== AIM ==
Below are the records; copy each line in them that holds the word "mesh".

-.-.-

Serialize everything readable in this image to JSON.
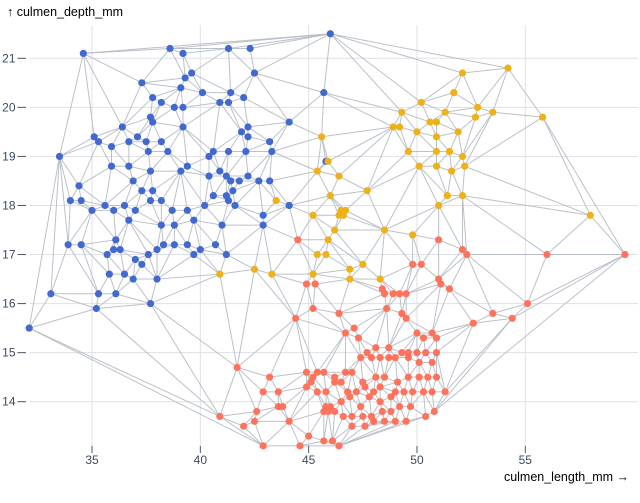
{
  "chart_data": {
    "type": "scatter",
    "subtype": "scatter-with-delaunay-mesh",
    "title": "",
    "xlabel": "culmen_length_mm →",
    "ylabel": "↑ culmen_depth_mm",
    "xlim": [
      31.5,
      60.3
    ],
    "ylim": [
      13.0,
      21.7
    ],
    "x_ticks": [
      35,
      40,
      45,
      50,
      55
    ],
    "y_ticks": [
      14,
      15,
      16,
      17,
      18,
      19,
      20,
      21
    ],
    "grid": true,
    "legend": false,
    "colors": {
      "background": "#ffffff",
      "grid": "#dee1e5",
      "mesh": "#b4bac3",
      "text": "#3d4a5a",
      "tick": "#4b5563"
    },
    "series": [
      {
        "name": "blue",
        "color": "#4269d0",
        "points": [
          [
            34.6,
            21.1
          ],
          [
            38.6,
            21.2
          ],
          [
            39.2,
            21.1
          ],
          [
            41.3,
            21.2
          ],
          [
            42.3,
            21.2
          ],
          [
            39.6,
            20.7
          ],
          [
            42.5,
            20.7
          ],
          [
            39.3,
            20.6
          ],
          [
            37.3,
            20.5
          ],
          [
            39.1,
            20.4
          ],
          [
            40.1,
            20.3
          ],
          [
            41.4,
            20.3
          ],
          [
            42.0,
            20.2
          ],
          [
            37.8,
            20.2
          ],
          [
            38.2,
            20.1
          ],
          [
            38.8,
            20.0
          ],
          [
            39.2,
            20.0
          ],
          [
            40.9,
            20.1
          ],
          [
            41.3,
            20.1
          ],
          [
            45.7,
            20.3
          ],
          [
            37.7,
            19.8
          ],
          [
            37.8,
            19.7
          ],
          [
            44.1,
            19.7
          ],
          [
            39.2,
            19.6
          ],
          [
            36.4,
            19.6
          ],
          [
            42.2,
            19.6
          ],
          [
            35.1,
            19.4
          ],
          [
            37.1,
            19.4
          ],
          [
            42.2,
            19.4
          ],
          [
            36.7,
            19.3
          ],
          [
            37.5,
            19.3
          ],
          [
            38.2,
            19.3
          ],
          [
            35.3,
            19.3
          ],
          [
            41.9,
            19.5
          ],
          [
            35.9,
            19.2
          ],
          [
            43.2,
            19.3
          ],
          [
            33.5,
            19.0
          ],
          [
            37.6,
            19.1
          ],
          [
            38.5,
            19.1
          ],
          [
            40.4,
            19.0
          ],
          [
            40.6,
            19.1
          ],
          [
            41.3,
            19.1
          ],
          [
            42.1,
            19.1
          ],
          [
            43.3,
            19.1
          ],
          [
            45.8,
            18.9
          ],
          [
            46.0,
            21.5
          ],
          [
            35.9,
            18.8
          ],
          [
            36.7,
            18.8
          ],
          [
            37.7,
            18.7
          ],
          [
            39.1,
            18.7
          ],
          [
            39.4,
            18.8
          ],
          [
            40.4,
            18.6
          ],
          [
            40.9,
            18.7
          ],
          [
            41.2,
            18.6
          ],
          [
            41.4,
            18.5
          ],
          [
            41.8,
            18.5
          ],
          [
            42.2,
            18.6
          ],
          [
            42.7,
            18.5
          ],
          [
            43.2,
            18.5
          ],
          [
            34.4,
            18.4
          ],
          [
            34.0,
            18.1
          ],
          [
            34.5,
            18.1
          ],
          [
            35.0,
            17.9
          ],
          [
            35.6,
            18.0
          ],
          [
            36.0,
            17.9
          ],
          [
            36.5,
            18.0
          ],
          [
            37.0,
            17.9
          ],
          [
            36.7,
            17.7
          ],
          [
            37.3,
            18.3
          ],
          [
            36.9,
            18.5
          ],
          [
            37.8,
            18.3
          ],
          [
            38.2,
            18.1
          ],
          [
            37.7,
            18.1
          ],
          [
            38.7,
            17.9
          ],
          [
            38.2,
            17.6
          ],
          [
            38.8,
            17.6
          ],
          [
            39.4,
            17.9
          ],
          [
            39.7,
            17.7
          ],
          [
            40.2,
            18.0
          ],
          [
            40.6,
            18.2
          ],
          [
            41.2,
            18.2
          ],
          [
            41.5,
            18.3
          ],
          [
            41.3,
            18.1
          ],
          [
            41.6,
            18.0
          ],
          [
            42.9,
            17.8
          ],
          [
            44.1,
            18.0
          ],
          [
            42.9,
            17.6
          ],
          [
            41.0,
            17.6
          ],
          [
            40.7,
            17.2
          ],
          [
            40.0,
            17.1
          ],
          [
            41.2,
            17.0
          ],
          [
            33.9,
            17.2
          ],
          [
            34.5,
            17.2
          ],
          [
            35.7,
            17.0
          ],
          [
            36.1,
            17.3
          ],
          [
            36.0,
            17.1
          ],
          [
            36.3,
            17.1
          ],
          [
            37.0,
            16.9
          ],
          [
            37.3,
            16.8
          ],
          [
            37.6,
            17.0
          ],
          [
            38.0,
            17.1
          ],
          [
            38.3,
            17.2
          ],
          [
            38.8,
            17.2
          ],
          [
            39.4,
            17.2
          ],
          [
            39.7,
            17.0
          ],
          [
            35.8,
            16.6
          ],
          [
            36.5,
            16.6
          ],
          [
            36.9,
            16.5
          ],
          [
            38.0,
            16.5
          ],
          [
            33.1,
            16.2
          ],
          [
            35.3,
            16.2
          ],
          [
            36.1,
            16.2
          ],
          [
            32.1,
            15.5
          ],
          [
            35.2,
            15.9
          ],
          [
            37.7,
            16.0
          ]
        ]
      },
      {
        "name": "orange",
        "color": "#efb118",
        "points": [
          [
            52.1,
            20.7
          ],
          [
            54.2,
            20.8
          ],
          [
            51.7,
            20.3
          ],
          [
            51.3,
            19.9
          ],
          [
            52.8,
            20.0
          ],
          [
            52.7,
            19.8
          ],
          [
            53.5,
            19.9
          ],
          [
            55.8,
            19.8
          ],
          [
            51.9,
            19.5
          ],
          [
            50.9,
            19.1
          ],
          [
            51.5,
            19.1
          ],
          [
            52.1,
            19.0
          ],
          [
            49.3,
            19.9
          ],
          [
            50.2,
            20.1
          ],
          [
            48.9,
            19.6
          ],
          [
            49.2,
            19.6
          ],
          [
            50.0,
            19.5
          ],
          [
            50.6,
            19.7
          ],
          [
            50.9,
            19.7
          ],
          [
            49.6,
            19.1
          ],
          [
            50.9,
            19.4
          ],
          [
            45.6,
            19.4
          ],
          [
            45.9,
            18.9
          ],
          [
            45.4,
            18.7
          ],
          [
            46.4,
            18.6
          ],
          [
            47.7,
            18.3
          ],
          [
            43.5,
            18.1
          ],
          [
            46.0,
            18.2
          ],
          [
            46.5,
            17.9
          ],
          [
            46.4,
            17.8
          ],
          [
            46.6,
            17.8
          ],
          [
            46.7,
            17.9
          ],
          [
            45.2,
            17.8
          ],
          [
            46.2,
            17.5
          ],
          [
            48.5,
            17.5
          ],
          [
            49.8,
            17.4
          ],
          [
            45.9,
            17.3
          ],
          [
            45.4,
            17.0
          ],
          [
            45.8,
            17.0
          ],
          [
            47.5,
            16.8
          ],
          [
            46.9,
            16.7
          ],
          [
            46.9,
            16.5
          ],
          [
            48.3,
            16.5
          ],
          [
            42.5,
            16.7
          ],
          [
            43.3,
            16.6
          ],
          [
            45.2,
            16.6
          ],
          [
            40.9,
            16.6
          ],
          [
            51.6,
            18.7
          ],
          [
            52.2,
            18.8
          ],
          [
            51.4,
            18.2
          ],
          [
            52.1,
            18.2
          ],
          [
            51.0,
            18.0
          ],
          [
            58.0,
            17.8
          ],
          [
            50.1,
            18.8
          ],
          [
            50.9,
            18.8
          ]
        ]
      },
      {
        "name": "red",
        "color": "#ff725c",
        "points": [
          [
            44.5,
            17.3
          ],
          [
            44.9,
            16.4
          ],
          [
            45.3,
            16.4
          ],
          [
            48.4,
            16.3
          ],
          [
            48.5,
            16.2
          ],
          [
            48.9,
            16.2
          ],
          [
            49.2,
            16.2
          ],
          [
            49.5,
            16.2
          ],
          [
            49.8,
            16.8
          ],
          [
            50.2,
            16.8
          ],
          [
            51.0,
            17.3
          ],
          [
            52.1,
            17.1
          ],
          [
            52.3,
            17.0
          ],
          [
            56.0,
            17.0
          ],
          [
            59.6,
            17.0
          ],
          [
            51.0,
            16.5
          ],
          [
            51.1,
            16.4
          ],
          [
            51.5,
            16.3
          ],
          [
            52.6,
            15.6
          ],
          [
            53.5,
            15.8
          ],
          [
            54.4,
            15.7
          ],
          [
            55.1,
            16.0
          ],
          [
            51.3,
            14.2
          ],
          [
            44.4,
            15.7
          ],
          [
            45.2,
            15.9
          ],
          [
            46.4,
            15.8
          ],
          [
            47.1,
            15.5
          ],
          [
            46.7,
            15.4
          ],
          [
            47.3,
            15.3
          ],
          [
            48.6,
            15.9
          ],
          [
            49.3,
            15.8
          ],
          [
            49.5,
            15.7
          ],
          [
            50.0,
            15.4
          ],
          [
            50.3,
            15.3
          ],
          [
            50.7,
            15.4
          ],
          [
            50.9,
            15.3
          ],
          [
            50.0,
            15.0
          ],
          [
            50.4,
            15.0
          ],
          [
            50.9,
            15.0
          ],
          [
            49.6,
            15.0
          ],
          [
            49.3,
            15.0
          ],
          [
            48.7,
            15.1
          ],
          [
            48.1,
            15.1
          ],
          [
            47.7,
            15.0
          ],
          [
            47.4,
            14.9
          ],
          [
            47.9,
            14.9
          ],
          [
            48.3,
            14.9
          ],
          [
            48.7,
            14.9
          ],
          [
            49.0,
            14.9
          ],
          [
            49.6,
            14.9
          ],
          [
            50.1,
            14.8
          ],
          [
            50.7,
            14.8
          ],
          [
            41.7,
            14.7
          ],
          [
            43.2,
            14.5
          ],
          [
            42.9,
            14.2
          ],
          [
            43.6,
            14.2
          ],
          [
            43.6,
            13.9
          ],
          [
            43.8,
            13.9
          ],
          [
            42.6,
            13.8
          ],
          [
            42.0,
            13.5
          ],
          [
            42.5,
            13.6
          ],
          [
            42.9,
            13.1
          ],
          [
            44.1,
            13.6
          ],
          [
            45.0,
            13.3
          ],
          [
            45.7,
            13.2
          ],
          [
            46.1,
            13.2
          ],
          [
            40.9,
            13.7
          ],
          [
            44.9,
            14.6
          ],
          [
            45.2,
            14.5
          ],
          [
            45.4,
            14.6
          ],
          [
            45.7,
            14.6
          ],
          [
            45.1,
            14.4
          ],
          [
            44.9,
            14.3
          ],
          [
            45.4,
            14.2
          ],
          [
            45.8,
            14.2
          ],
          [
            46.2,
            14.5
          ],
          [
            46.2,
            14.4
          ],
          [
            46.5,
            14.4
          ],
          [
            46.7,
            14.6
          ],
          [
            47.0,
            14.6
          ],
          [
            45.8,
            13.9
          ],
          [
            46.0,
            13.9
          ],
          [
            45.9,
            13.8
          ],
          [
            46.2,
            13.8
          ],
          [
            45.7,
            13.8
          ],
          [
            46.5,
            14.0
          ],
          [
            46.9,
            14.1
          ],
          [
            46.8,
            14.2
          ],
          [
            47.2,
            14.2
          ],
          [
            47.6,
            14.3
          ],
          [
            47.5,
            14.4
          ],
          [
            48.1,
            14.5
          ],
          [
            48.5,
            14.5
          ],
          [
            48.3,
            14.3
          ],
          [
            48.0,
            14.2
          ],
          [
            47.8,
            14.1
          ],
          [
            47.4,
            13.9
          ],
          [
            48.3,
            14.0
          ],
          [
            48.8,
            14.1
          ],
          [
            49.0,
            14.2
          ],
          [
            49.4,
            14.2
          ],
          [
            49.8,
            14.2
          ],
          [
            50.3,
            14.2
          ],
          [
            50.7,
            14.2
          ],
          [
            49.1,
            14.4
          ],
          [
            49.6,
            14.5
          ],
          [
            50.1,
            14.5
          ],
          [
            50.5,
            14.5
          ],
          [
            50.9,
            14.5
          ],
          [
            49.2,
            13.9
          ],
          [
            49.7,
            13.9
          ],
          [
            48.8,
            13.8
          ],
          [
            48.4,
            13.8
          ],
          [
            47.9,
            13.7
          ],
          [
            47.5,
            13.7
          ],
          [
            47.0,
            13.7
          ],
          [
            46.6,
            13.7
          ],
          [
            47.0,
            13.5
          ],
          [
            47.6,
            13.5
          ],
          [
            48.0,
            13.6
          ],
          [
            48.5,
            13.6
          ],
          [
            49.0,
            13.6
          ],
          [
            49.5,
            13.6
          ],
          [
            50.4,
            13.7
          ],
          [
            50.8,
            13.8
          ],
          [
            44.6,
            13.1
          ],
          [
            46.4,
            13.1
          ]
        ]
      }
    ]
  }
}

-.-.-

== RESULT OF THE EXERCISE ==
    "subtype": "scatter-with-delaunay-mesh",
      "mesh": "#b4bac3",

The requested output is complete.